** start Document **

Home

Awesome

Clusterability as an Alternative to Anchor Points When Learning with Noisy Labels

This code is a PyTorch implementation of the paper:

[1] Zhaowei Zhu, Yiwen Song, and Yang Liu, "Clusterability as an Alternative to Anchor Points When Learning with Noisy Labels," https://arxiv.org/abs/2102.05291.

Prerequisites

Python 3.6.6

PyTorch 1.3.0

Torchvision 0.4.1

Datasets will be downloaded to ./data/.

Run HOC + forward loss correction

On CIFAR-10 with instance 0.6 noise.

export CUDA_VISIBLE_DEVICES=0 && nohup python -u main.py --pre_type image --dataset cifar10 --loss fw --label_file_path ./data/IDN_0.6_C10_0.pt> ./out/test10.out &

On CIFAR-10 with real-world human-annotated labels

export CUDA_VISIBLE_DEVICES=0 && nohup python -u main.py --pre_type image --dataset cifar10 --loss fw --label_file_path ./data/noise_label_human.pt> ./out/test10.out &

On CIFAR-100 with instance 0.6 noise.

** end Document **
** start Stored rows **

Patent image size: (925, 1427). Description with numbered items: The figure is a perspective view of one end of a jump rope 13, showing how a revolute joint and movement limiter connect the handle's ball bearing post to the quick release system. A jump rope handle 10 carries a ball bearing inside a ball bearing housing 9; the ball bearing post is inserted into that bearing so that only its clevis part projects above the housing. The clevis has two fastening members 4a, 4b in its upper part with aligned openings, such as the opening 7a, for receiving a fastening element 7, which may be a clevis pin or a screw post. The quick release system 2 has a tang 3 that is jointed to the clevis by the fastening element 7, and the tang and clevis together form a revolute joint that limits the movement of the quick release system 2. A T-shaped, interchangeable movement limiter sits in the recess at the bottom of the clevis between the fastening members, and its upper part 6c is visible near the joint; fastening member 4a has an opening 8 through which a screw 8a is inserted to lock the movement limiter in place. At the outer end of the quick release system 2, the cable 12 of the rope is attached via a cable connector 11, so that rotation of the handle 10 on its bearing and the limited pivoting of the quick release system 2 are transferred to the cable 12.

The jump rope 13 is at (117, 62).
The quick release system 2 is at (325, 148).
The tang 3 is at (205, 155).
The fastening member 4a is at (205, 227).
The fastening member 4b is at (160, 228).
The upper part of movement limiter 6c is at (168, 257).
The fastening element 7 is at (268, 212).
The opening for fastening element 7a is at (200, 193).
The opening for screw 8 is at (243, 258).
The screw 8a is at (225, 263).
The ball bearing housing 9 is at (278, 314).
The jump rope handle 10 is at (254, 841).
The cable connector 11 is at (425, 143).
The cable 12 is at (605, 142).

** end Stored rows **
** start Stored rows **

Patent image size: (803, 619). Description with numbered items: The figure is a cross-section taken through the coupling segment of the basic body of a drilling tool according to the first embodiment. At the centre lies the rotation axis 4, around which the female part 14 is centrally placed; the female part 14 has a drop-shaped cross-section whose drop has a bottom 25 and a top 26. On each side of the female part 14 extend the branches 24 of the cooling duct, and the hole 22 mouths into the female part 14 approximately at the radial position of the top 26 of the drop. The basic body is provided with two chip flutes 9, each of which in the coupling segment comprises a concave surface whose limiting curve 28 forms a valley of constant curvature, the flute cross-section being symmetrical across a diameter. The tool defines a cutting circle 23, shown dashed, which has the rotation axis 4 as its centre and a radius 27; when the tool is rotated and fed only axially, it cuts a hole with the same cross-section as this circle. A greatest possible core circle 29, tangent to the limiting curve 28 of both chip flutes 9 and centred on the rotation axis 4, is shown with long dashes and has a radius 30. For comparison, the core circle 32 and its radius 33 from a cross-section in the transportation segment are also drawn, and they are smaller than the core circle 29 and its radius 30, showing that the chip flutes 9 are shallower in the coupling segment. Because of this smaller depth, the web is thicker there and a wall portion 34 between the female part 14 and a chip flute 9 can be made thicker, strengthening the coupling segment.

** end Stored rows **

Required actions -
- 1) According to the README for the noisy-labels code, which PyTorch version is required?
- 2) Go on with the README for the noisy-labels code from where it stops.
The listing was taken from a separate source unrelated to the text.

Results in order -
- 1) PyTorch 1.3.0.

- 2)
export CUDA_VISIBLE_DEVICES=1 && nohup python -u main.py --pre_type image --dataset cifar100 --loss fw --label_file_path ./data/IDN_0.6_C100_0.pt> ./out/test100.out &

Real-world human-annotated CIFAR-10

We collected them from Amazon Mechanical Turk (MTurk) and students at UC Santa Cruz in February 2020. We only collected one annotation for each image at the cost of ¢10 per image. The label file is available at ./data/noise_label_human.pt.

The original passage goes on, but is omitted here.